Data shown
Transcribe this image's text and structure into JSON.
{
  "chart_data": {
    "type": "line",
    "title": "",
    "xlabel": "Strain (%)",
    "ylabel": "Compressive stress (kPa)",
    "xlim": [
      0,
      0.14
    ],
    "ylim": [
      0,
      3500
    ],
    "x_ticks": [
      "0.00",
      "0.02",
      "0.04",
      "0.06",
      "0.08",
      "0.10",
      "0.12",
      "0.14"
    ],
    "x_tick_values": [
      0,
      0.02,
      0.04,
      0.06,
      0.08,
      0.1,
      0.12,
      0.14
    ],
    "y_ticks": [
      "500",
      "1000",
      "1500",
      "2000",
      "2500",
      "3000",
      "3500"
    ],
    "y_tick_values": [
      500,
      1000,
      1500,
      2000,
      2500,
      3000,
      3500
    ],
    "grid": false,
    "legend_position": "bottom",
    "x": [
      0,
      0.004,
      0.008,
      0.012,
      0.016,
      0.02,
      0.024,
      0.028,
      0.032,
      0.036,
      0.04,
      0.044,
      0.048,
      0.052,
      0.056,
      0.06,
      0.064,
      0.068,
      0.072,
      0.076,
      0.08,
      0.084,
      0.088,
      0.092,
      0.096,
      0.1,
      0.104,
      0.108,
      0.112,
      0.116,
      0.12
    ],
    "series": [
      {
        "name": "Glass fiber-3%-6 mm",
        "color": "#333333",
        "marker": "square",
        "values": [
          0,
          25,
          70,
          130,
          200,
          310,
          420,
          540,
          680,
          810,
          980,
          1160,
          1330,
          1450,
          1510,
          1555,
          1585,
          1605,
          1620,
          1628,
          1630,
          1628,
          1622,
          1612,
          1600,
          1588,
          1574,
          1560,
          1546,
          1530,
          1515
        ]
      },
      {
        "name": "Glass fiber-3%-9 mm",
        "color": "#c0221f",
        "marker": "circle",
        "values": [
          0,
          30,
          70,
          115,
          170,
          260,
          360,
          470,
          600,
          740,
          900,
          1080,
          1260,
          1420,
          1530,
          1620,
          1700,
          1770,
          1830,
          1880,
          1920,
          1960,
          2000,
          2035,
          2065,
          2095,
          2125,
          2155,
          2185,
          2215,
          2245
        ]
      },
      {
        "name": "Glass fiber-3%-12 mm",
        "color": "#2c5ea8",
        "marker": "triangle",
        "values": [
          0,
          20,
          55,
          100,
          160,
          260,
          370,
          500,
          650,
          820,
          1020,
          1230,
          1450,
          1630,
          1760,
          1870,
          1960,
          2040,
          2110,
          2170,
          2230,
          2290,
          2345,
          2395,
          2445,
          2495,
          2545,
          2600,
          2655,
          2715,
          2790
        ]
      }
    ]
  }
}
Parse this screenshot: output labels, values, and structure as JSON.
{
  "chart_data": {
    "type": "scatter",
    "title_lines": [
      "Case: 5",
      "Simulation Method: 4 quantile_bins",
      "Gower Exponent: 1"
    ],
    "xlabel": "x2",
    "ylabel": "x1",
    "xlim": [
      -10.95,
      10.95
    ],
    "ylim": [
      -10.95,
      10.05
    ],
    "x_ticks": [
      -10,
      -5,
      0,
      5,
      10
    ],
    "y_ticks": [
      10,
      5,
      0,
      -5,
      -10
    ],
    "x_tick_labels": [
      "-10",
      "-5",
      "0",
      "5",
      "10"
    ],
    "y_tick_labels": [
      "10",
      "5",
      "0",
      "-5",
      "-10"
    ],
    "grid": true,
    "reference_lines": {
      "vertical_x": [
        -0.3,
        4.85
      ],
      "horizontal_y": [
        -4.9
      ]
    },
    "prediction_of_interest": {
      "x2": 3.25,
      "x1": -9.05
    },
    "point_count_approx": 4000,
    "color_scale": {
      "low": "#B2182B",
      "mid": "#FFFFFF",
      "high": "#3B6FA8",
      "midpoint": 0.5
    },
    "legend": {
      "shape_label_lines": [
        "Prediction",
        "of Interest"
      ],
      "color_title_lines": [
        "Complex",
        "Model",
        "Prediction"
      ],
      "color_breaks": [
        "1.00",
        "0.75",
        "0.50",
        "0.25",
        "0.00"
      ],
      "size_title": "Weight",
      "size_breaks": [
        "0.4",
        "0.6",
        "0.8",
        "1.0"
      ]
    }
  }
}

Objective
Each entry above needs to be retyped exactly.

Full output
Transcribe this image's text and structure into JSON.
{
  "chart_data": {
    "type": "line",
    "title": "",
    "xlabel": "Strain (%)",
    "ylabel": "Compressive stress (kPa)",
    "xlim": [
      0,
      0.14
    ],
    "ylim": [
      0,
      3500
    ],
    "x_ticks": [
      "0.00",
      "0.02",
      "0.04",
      "0.06",
      "0.08",
      "0.10",
      "0.12",
      "0.14"
    ],
    "x_tick_values": [
      0,
      0.02,
      0.04,
      0.06,
      0.08,
      0.1,
      0.12,
      0.14
    ],
    "y_ticks": [
      "500",
      "1000",
      "1500",
      "2000",
      "2500",
      "3000",
      "3500"
    ],
    "y_tick_values": [
      500,
      1000,
      1500,
      2000,
      2500,
      3000,
      3500
    ],
    "grid": false,
    "legend_position": "bottom",
    "x": [
      0,
      0.004,
      0.008,
      0.012,
      0.016,
      0.02,
      0.024,
      0.028,
      0.032,
      0.036,
      0.04,
      0.044,
      0.048,
      0.052,
      0.056,
      0.06,
      0.064,
      0.068,
      0.072,
      0.076,
      0.08,
      0.084,
      0.088,
      0.092,
      0.096,
      0.1,
      0.104,
      0.108,
      0.112,
      0.116,
      0.12
    ],
    "series": [
      {
        "name": "Glass fiber-3%-6 mm",
        "color": "#333333",
        "marker": "square",
        "values": [
          0,
          25,
          70,
          130,
          200,
          310,
          420,
          540,
          680,
          810,
          980,
          1160,
          1330,
          1450,
          1510,
          1555,
          1585,
          1605,
          1620,
          1628,
          1630,
          1628,
          1622,
          1612,
          1600,
          1588,
          1574,
          1560,
          1546,
          1530,
          1515
        ]
      },
      {
        "name": "Glass fiber-3%-9 mm",
        "color": "#c0221f",
        "marker": "circle",
        "values": [
          0,
          30,
          70,
          115,
          170,
          260,
          360,
          470,
          600,
          740,
          900,
          1080,
          1260,
          1420,
          1530,
          1620,
          1700,
          1770,
          1830,
          1880,
          1920,
          1960,
          2000,
          2035,
          2065,
          2095,
          2125,
          2155,
          2185,
          2215,
          2245
        ]
      },
      {
        "name": "Glass fiber-3%-12 mm",
        "color": "#2c5ea8",
        "marker": "triangle",
        "values": [
          0,
          20,
          55,
          100,
          160,
          260,
          370,
          500,
          650,
          820,
          1020,
          1230,
          1450,
          1630,
          1760,
          1870,
          1960,
          2040,
          2110,
          2170,
          2230,
          2290,
          2345,
          2395,
          2445,
          2495,
          2545,
          2600,
          2655,
          2715,
          2790
        ]
      }
    ]
  }
}
Parse this screenshot: output labels, values, and structure as JSON.
{
  "chart_data": {
    "type": "scatter",
    "title_lines": [
      "Case: 5",
      "Simulation Method: 4 quantile_bins",
      "Gower Exponent: 1"
    ],
    "xlabel": "x2",
    "ylabel": "x1",
    "xlim": [
      -10.95,
      10.95
    ],
    "ylim": [
      -10.95,
      10.05
    ],
    "x_ticks": [
      -10,
      -5,
      0,
      5,
      10
    ],
    "y_ticks": [
      10,
      5,
      0,
      -5,
      -10
    ],
    "x_tick_labels": [
      "-10",
      "-5",
      "0",
      "5",
      "10"
    ],
    "y_tick_labels": [
      "10",
      "5",
      "0",
      "-5",
      "-10"
    ],
    "grid": true,
    "reference_lines": {
      "vertical_x": [
        -0.3,
        4.85
      ],
      "horizontal_y": [
        -4.9
      ]
    },
    "prediction_of_interest": {
      "x2": 3.25,
      "x1": -9.05
    },
    "point_count_approx": 4000,
    "color_scale": {
      "low": "#B2182B",
      "mid": "#FFFFFF",
      "high": "#3B6FA8",
      "midpoint": 0.5
    },
    "legend": {
      "shape_label_lines": [
        "Prediction",
        "of Interest"
      ],
      "color_title_lines": [
        "Complex",
        "Model",
        "Prediction"
      ],
      "color_breaks": [
        "1.00",
        "0.75",
        "0.50",
        "0.25",
        "0.00"
      ],
      "size_title": "Weight",
      "size_breaks": [
        "0.4",
        "0.6",
        "0.8",
        "1.0"
      ]
    }
  }
}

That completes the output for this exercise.